TEXTO DO DOCUMENTO

Com direção de Luciana Viacava e dramaturgia de Nereu Afonso, o espetáculo mostra como as referências de sentimentos e necessidades básicas do ser humano, nos colocam próximos e permitem que viajemos juntos em uma história, ou melhor, em uma Odisséia. Respirar e comer, sentir medo, ansiedade e solidão, embarcamos juntos com “Santiago”, o marinheiro, que apesar de excêntrico, tem muita experiência com o mar.


Desfrutamos da trilha sonora de Alexandre Maldonado e a concepção de luz de Giuliana Cerchiari, que são de extrema importância para o trabalho, já que o palhaço em cena dialoga com todos esses elementos. Segundo as informações disponíveis no material do espetáculo, as obras “O Velho e o Mar”, de Hemingway, a “Odisseia” de Homero e o poema homônimo de Konstantino Kavafis”, são inspirações para o que é apresentado.


Curiosamente, Ítaca é uma Ilha na Grécia, mas que na peça dá nome a própria embarcação. O jogo do local seguro ser o barco e quando ele é destruído, termos a Ilha como o local do “devir”, muda a nossa referência do que é estático e do que é imprevisível. Como é digno de um palhaço, Thiago nos move em nossas certezas e incertezas.


Um trabalho corporal primoroso, que cria em cena diversas dinâmicas que nos levam longe na imaginação. Criamos uma baleia que é sua amiga, vemos o peixe, o barco gigantesco que passa, sentimos o frio, o medo, a dor da pancada em seu dedo do pé. Sorrimos, porque sabemos de todos os problemas que o palhaço vive ali, ao mesmo tempo que encontramos com frequência os olhos dele em nossos olhos, que nos conta que “está tudo bem”. Mais que isso, nos mostra que a própria vida é assim.


Aliás, a comunicação verbal é feita por um dialeto, chamado de “Grammelot”. Uma linguagem que tem por intuito comunicar muito mais pelas entonações, sons, qualidades sonoras, do que pelo significado literal de cada palavra. É possível perceber o trabalho aprofundado nesse elemento, já que existem alguns momentos em que palavras são ditas, pontualmente, e carregam uma potência enorme. Praticamente toda a comunicação que seria falada, é feita através do grammelot, pontuando esse repertório vasto do artista em cena. É como se encontrássemos mesmo um marinheiro perdido no litoral brasileiro, que veio com sua embarcação do Mar Mediterrâneo. Mas não é que ele tenta definir de onde veio, é que sentimos que ele pode ser de qualquer lugar.


Como essa comunicação busca a síntese da palavra e a comunicação feita também pelas melodias vocais de cada som, quando “Santiago” toca seu pífano, uma flauta feita de bambu, nos traz o preenchimento que aqueles sons podem fazer. Paramos para ouvir seu eco junto ao mar, criando um espaço em cena, que constrói a solidão do palhaço que conta como é estar sozinho em um barco ou perdido em uma ilhada tentado pedir ajuda.

MATERIAL DE ORIGEM
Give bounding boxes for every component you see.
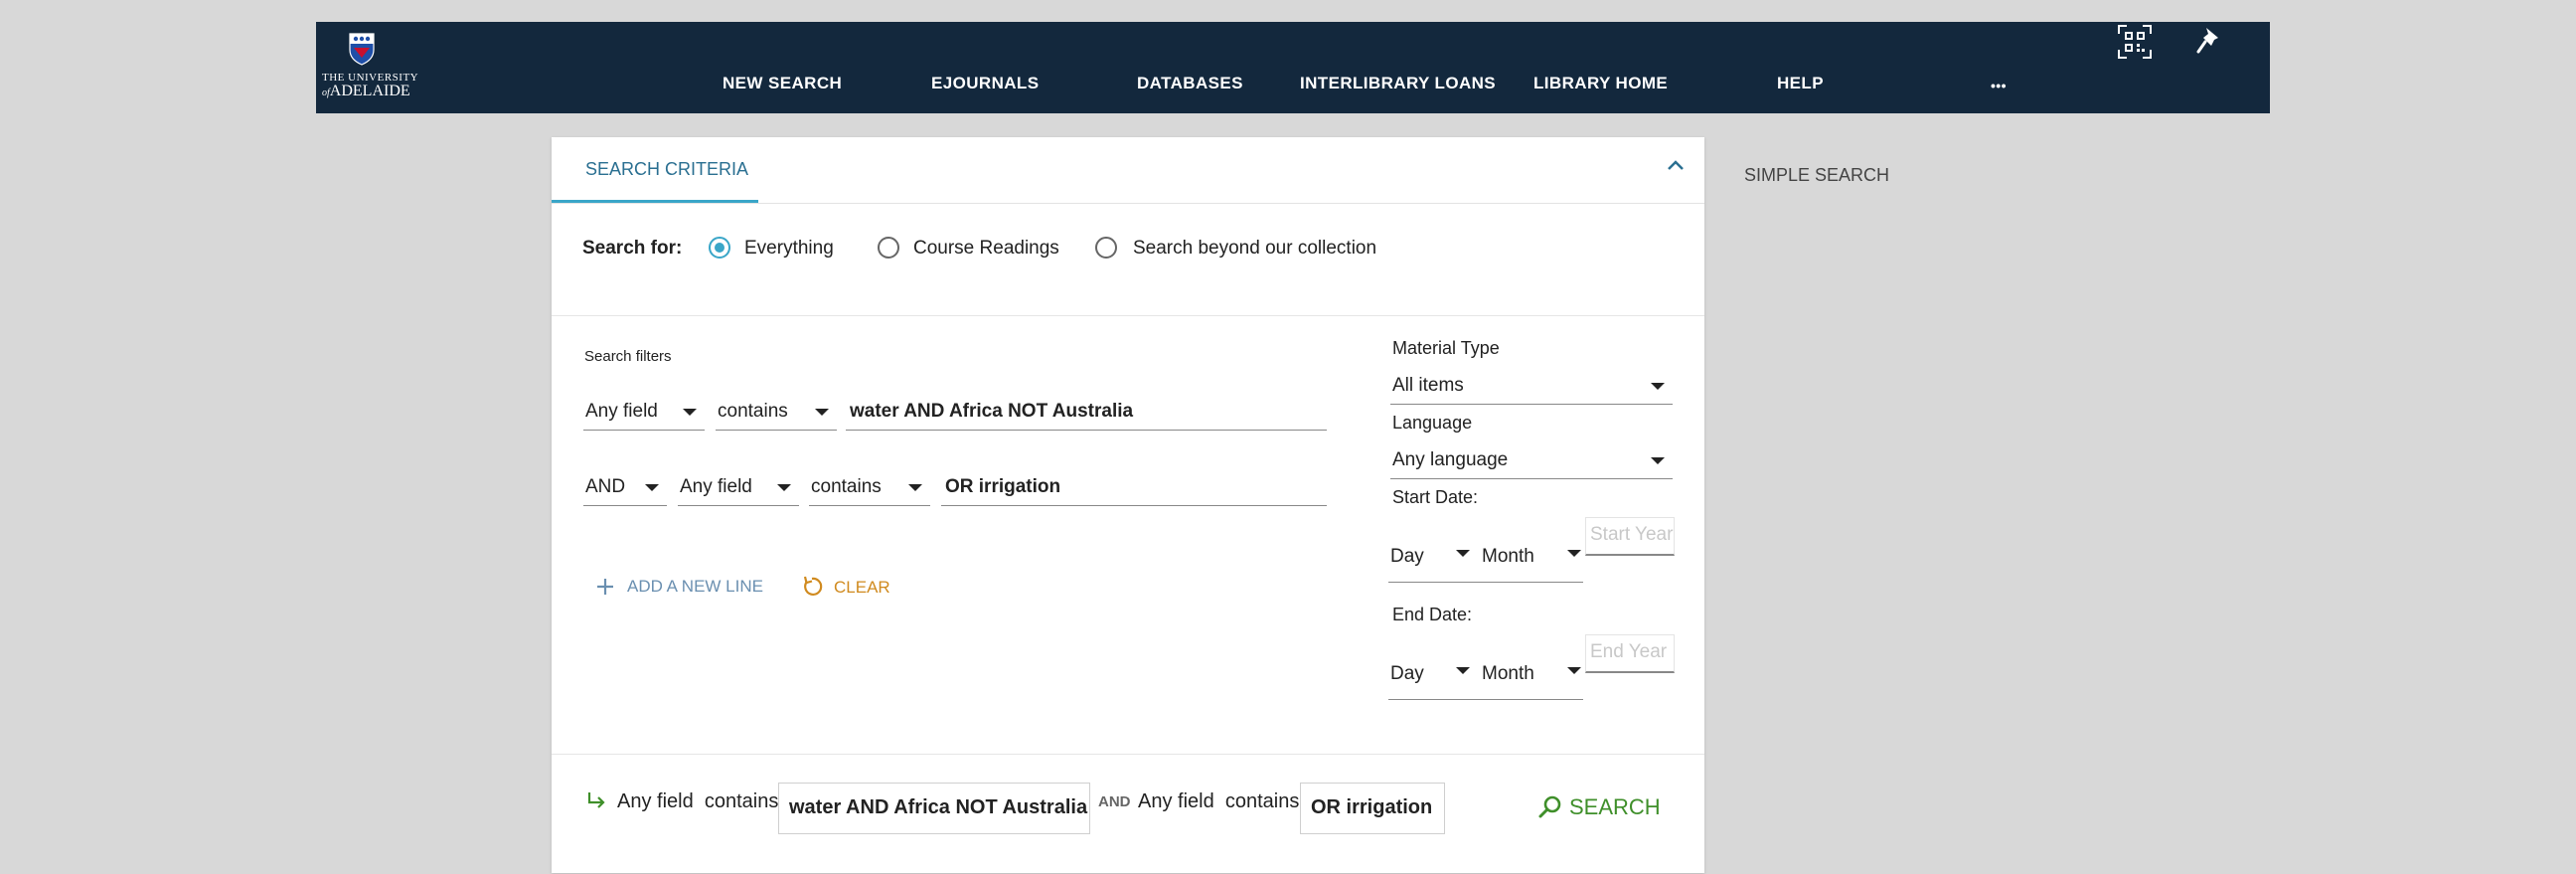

TAREFA CURTA 1
Segundo o texto sobre o espetáculo, que instrumento "Santiago" toca em cena e de que ele é feito?
TAREFA CURTA 2
Liste as pessoas a quem o texto sobre o espetáculo atribui a direção, a dramaturgia, a trilha sonora ou a concepção de luz, indicando a função de cada uma.
TAREFA CURTA 3
Retome o texto sobre o espetáculo do palhaço "Santiago" e escreva a continuação a partir da última frase.

RESPOSTA 1
Ele toca um pífano, uma flauta feita de bambu.

RESPOSTA 2
- Luciana Viacava: direção
- Nereu Afonso: dramaturgia
- Alexandre Maldonado: trilha sonora
- Giuliana Cerchiari: concepção de luz

RESPOSTA 3
Santiago se atrapalha, esquece onde deixou a flauta, depois que lembra, esquece que o lugar que tinha guardado a flauta poderia ter deixado ela imprópria para ser colocada na boca para tocar, vemos tudo isso. Rimos juntos! Chamo essa possibilidade na palhaçaria de “desastre”, uma linha difícil de realizar, mas que carrega uma potência cômica, onde a tentativa de resolução de um problema, cria outro problema pior, e a situação vai piorando exponencialmente, e consequentemente, rimos mais. Ao sentir uma dor muito forte no pé, Santiago joga toda a água potável que lhe restava em uma garrafa para aliviar a dor, depois se arrepende, com sede, uma criança sugere: “bebe a água do mar” – o palhaço sugere que não dá para beber – rimos de novo. A beleza da inocência da sugestão, é acompanhada da poesia que fez a criança ter visto a água do mar.


Acompanhamos a subversão da vitória como única possibilidade de um jogo. É como se o personagem soubesse que talvez ele não ganhe, que talvez não chegue seu pedido de socorro, que talvez o barco imenso não veja alguém pedindo ajuda na Ilha, mas que esse também não é o único motivo de jogarmos, não é o único motivo de estarmos vivos. Talvez o motivo seja a própria vida. E as companhias das alegorias que vão se mostrando ali naquele mar.


Uma outra criança próxima de mim, com cerca de 3 anos, pede para a mãe: “deixa eu ir ali no mar nadar com ele”, a mãe responde: “não pode ir no palco, você não é artista”. A insistência veio em alguns outros momentos, como quando o céu estrelado aparece ao fundo: “deixa eu pegar uma estrela, mãe”. E a mãe diz “não”, insistente em obedecer ao aviso dado no início do espetáculo de que não era permitido que crianças adentrassem no palco.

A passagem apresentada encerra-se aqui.